▸ **Exercise passage**
# # #
Recently, the USA’s drug maker Moderna said it was applying for emergency use authorization for its COVID vaccine.
What is Emergency Use Approval/Authorization (EUA)of a Vaccine?
- It is a mechanism to facilitate the availability and use of medical countermeasures, including vaccines, during public health emergencies, such as the current COVID-19 pandemic
- In India such authorization is given by the Central Drugs Standard Control Organisation (CDSCO).
Is approval necessary & what is the process?
- Vaccines and medicines, and even diagnostic tests and medical devices, require the approval of a regulatory authority before they can be administered.
- With respect to vaccines and medicines, approval is granted after an assessment of their safety and effectiveness, based on data from trials.
- The approval from the regulator is required at every stage of these trials.
- It’s a long process, designed to ensure that a medicine or vaccine is absolutely safe and effective.
- The fastest approval for any vaccine until now — the mumps vaccine in the 1960s — took about four-and-a-half years after it was developed.
- During the emergency situations, like the current one, regulatory authorities around the world have developed mechanisms to grant interim approvals if there is sufficient evidence to suggest a medical product is safe and effective.
- Final approval is granted only after completion of the trials and analysis of full data; until then, emergency use authorization allows the medicine or the vaccine to be used on the public.
When can emergency use authorization be granted?
- In the USA, the Food and Drug Administration (FDA) grants an EUA only after it has been determined that the “known and potential benefits outweigh the known and potential risks of the vaccine” (or medicine).
- It means that an EUA application can be considered only after sufficient efficacy data from phase 3 trials had been generated
Regulatory provisions for the approval of vaccines in India:
- In India, Clinical trials of new drugs and vaccines, and their approvals, are governed by the New Drugs and Clinical Trials Rules(NDCT), 2019.
- But, these Rules do not use the term “emergency use authorisation”.
- This term is used mainly by the regulatory agencies in the US and some other countries, and has become popular in the context of the current epidemic.
# # #
▸ **Problems to work on**
**a)** In the text on emergency use authorization, which body grants such authorization in India?
**b)** Please write what comes next in the text on emergency use authorization, picking up after its final sentence.
# # #
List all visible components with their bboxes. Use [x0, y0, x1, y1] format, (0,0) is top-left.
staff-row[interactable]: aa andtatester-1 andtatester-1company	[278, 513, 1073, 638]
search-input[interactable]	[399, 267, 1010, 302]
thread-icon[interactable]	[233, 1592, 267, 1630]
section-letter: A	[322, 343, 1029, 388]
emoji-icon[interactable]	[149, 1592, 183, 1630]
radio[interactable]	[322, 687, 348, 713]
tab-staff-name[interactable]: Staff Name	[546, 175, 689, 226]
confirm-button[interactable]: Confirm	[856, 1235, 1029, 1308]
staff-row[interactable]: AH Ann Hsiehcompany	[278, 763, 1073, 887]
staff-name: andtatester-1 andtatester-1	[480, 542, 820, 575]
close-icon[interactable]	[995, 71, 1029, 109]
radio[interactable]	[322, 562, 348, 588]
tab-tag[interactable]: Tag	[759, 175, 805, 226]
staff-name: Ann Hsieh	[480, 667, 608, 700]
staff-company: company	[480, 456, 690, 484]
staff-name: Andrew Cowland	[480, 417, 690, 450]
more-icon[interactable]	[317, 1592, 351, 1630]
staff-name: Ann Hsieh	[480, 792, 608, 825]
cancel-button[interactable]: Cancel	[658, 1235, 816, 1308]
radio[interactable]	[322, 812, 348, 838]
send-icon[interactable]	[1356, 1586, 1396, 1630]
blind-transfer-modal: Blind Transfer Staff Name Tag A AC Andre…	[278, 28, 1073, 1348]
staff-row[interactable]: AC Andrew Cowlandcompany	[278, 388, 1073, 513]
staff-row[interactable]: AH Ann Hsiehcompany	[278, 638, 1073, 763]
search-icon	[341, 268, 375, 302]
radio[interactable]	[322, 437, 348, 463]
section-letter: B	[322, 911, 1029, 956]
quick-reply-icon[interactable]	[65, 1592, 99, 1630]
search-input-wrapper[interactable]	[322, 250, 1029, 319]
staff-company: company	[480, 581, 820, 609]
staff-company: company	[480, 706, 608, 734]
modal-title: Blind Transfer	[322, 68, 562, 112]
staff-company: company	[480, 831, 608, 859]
# # #
▸ **Outputs for the tasks**
**a)** The Central Drugs Standard Control Organisation (CDSCO).

**b)**
- However, that does not mean that the Indian regulatory system does not have provisions for “special situations” like the current one.
- The NDCT rules 2019 provide for an “accelerated approval process” in several situations that would include the one like the current pandemic.
- In such situations, there is a provision for granting approval to a drug that is still in clinical trials, “provided there is a prima facie case of the product being of meaningful therapeutic benefit”.
- Provisions of these rules says that “Accelerated approval may also be granted to a new drug if it is intended for the treatment of a serious, or life-threatening condition, or disease of special relevance to the country, and addresses unmet medical needs,”. The definition of new drug in the 2019 Rules includes a vaccine.
- Further,the new rules make it clear that a new drug, or a vaccine, can be considered for approval if “remarkable” effectiveness is reported even from phase-II trials.
- Provided, the remarkable efficacy is observed with a defined dose in the phase-II clinical trials of the investigational new drug for the unmet medical needs of serious and life threatening disease in the country, it may be considered for grant of marketing approval by the central licensing authority based on phase-II clinical trial data.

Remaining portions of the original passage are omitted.